TASK REQUIREMENTS
Where does the string "text" appear in the records? Copy every line that contains it.

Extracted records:
* begin *

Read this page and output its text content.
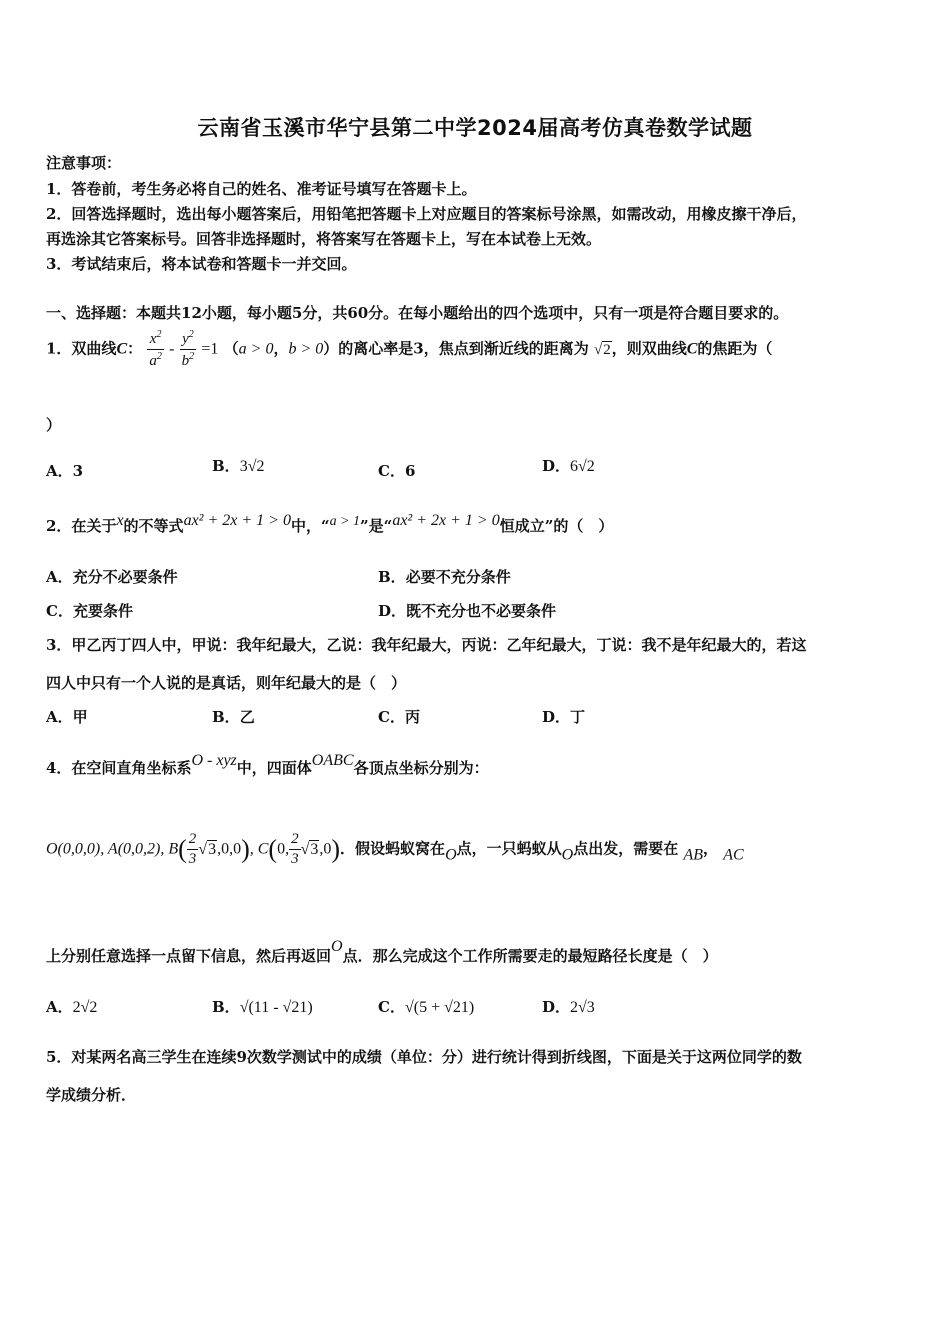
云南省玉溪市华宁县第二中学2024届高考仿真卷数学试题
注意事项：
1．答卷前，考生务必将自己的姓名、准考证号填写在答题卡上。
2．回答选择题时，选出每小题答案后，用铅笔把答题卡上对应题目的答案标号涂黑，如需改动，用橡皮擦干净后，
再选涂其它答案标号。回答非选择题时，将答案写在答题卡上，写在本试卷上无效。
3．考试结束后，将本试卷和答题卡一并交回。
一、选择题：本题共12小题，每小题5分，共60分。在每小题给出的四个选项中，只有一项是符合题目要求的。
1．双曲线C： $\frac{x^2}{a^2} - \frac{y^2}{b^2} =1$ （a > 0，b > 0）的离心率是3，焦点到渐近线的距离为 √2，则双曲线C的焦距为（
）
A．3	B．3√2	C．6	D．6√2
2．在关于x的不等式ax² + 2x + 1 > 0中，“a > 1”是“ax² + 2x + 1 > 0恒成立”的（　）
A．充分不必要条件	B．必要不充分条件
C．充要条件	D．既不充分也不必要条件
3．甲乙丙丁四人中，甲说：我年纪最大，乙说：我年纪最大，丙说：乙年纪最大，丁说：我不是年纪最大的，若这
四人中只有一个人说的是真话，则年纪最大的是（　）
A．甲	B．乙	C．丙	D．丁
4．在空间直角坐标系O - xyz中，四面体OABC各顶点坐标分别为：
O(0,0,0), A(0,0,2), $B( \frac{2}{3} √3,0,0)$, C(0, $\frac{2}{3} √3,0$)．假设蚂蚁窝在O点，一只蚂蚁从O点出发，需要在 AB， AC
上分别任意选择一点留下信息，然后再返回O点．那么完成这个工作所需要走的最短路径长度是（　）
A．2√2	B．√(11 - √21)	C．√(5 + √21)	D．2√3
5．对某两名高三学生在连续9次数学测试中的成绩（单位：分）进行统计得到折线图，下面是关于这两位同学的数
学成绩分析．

* end *
* begin *

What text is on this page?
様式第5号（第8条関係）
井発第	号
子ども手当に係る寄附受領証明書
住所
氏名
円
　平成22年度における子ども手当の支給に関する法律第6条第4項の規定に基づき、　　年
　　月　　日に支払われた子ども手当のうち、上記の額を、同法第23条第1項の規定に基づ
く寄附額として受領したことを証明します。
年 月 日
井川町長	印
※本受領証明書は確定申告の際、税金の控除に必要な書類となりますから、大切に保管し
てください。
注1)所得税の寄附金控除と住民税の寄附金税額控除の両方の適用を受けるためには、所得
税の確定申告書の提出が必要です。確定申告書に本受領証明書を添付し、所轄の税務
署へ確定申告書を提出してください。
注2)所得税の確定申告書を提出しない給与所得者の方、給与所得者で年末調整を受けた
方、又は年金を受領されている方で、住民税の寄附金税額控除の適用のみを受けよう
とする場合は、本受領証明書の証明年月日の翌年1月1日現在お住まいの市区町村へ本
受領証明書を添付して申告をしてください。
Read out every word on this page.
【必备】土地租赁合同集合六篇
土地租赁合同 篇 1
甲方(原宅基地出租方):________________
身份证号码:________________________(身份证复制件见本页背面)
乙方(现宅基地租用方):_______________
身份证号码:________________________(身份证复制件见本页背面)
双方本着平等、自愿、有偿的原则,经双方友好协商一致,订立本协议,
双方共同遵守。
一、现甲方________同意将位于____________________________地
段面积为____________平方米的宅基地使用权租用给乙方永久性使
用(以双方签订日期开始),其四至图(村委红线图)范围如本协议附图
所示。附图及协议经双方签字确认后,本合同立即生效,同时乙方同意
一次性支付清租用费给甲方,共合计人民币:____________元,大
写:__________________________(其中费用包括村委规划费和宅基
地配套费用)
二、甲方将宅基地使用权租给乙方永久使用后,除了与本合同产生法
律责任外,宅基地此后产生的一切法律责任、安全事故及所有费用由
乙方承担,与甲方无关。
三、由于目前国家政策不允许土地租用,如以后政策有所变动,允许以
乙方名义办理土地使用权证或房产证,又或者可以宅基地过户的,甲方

* end *
* begin *

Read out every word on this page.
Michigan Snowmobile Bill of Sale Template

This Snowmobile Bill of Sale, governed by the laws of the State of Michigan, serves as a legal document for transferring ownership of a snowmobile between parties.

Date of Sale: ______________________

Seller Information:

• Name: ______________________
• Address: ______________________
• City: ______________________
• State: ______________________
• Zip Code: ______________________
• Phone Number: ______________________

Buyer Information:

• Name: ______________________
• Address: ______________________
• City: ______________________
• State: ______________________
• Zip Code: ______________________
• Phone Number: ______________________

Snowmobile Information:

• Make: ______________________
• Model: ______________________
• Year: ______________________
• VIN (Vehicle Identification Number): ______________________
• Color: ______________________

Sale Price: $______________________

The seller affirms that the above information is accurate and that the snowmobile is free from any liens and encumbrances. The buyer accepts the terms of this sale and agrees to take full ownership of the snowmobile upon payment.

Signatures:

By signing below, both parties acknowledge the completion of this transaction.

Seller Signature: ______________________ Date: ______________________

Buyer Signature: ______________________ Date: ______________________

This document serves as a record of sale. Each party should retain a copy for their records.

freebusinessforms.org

* end *

CORRECT RESPONSE
Read this page and output its text content.
What text is on this page?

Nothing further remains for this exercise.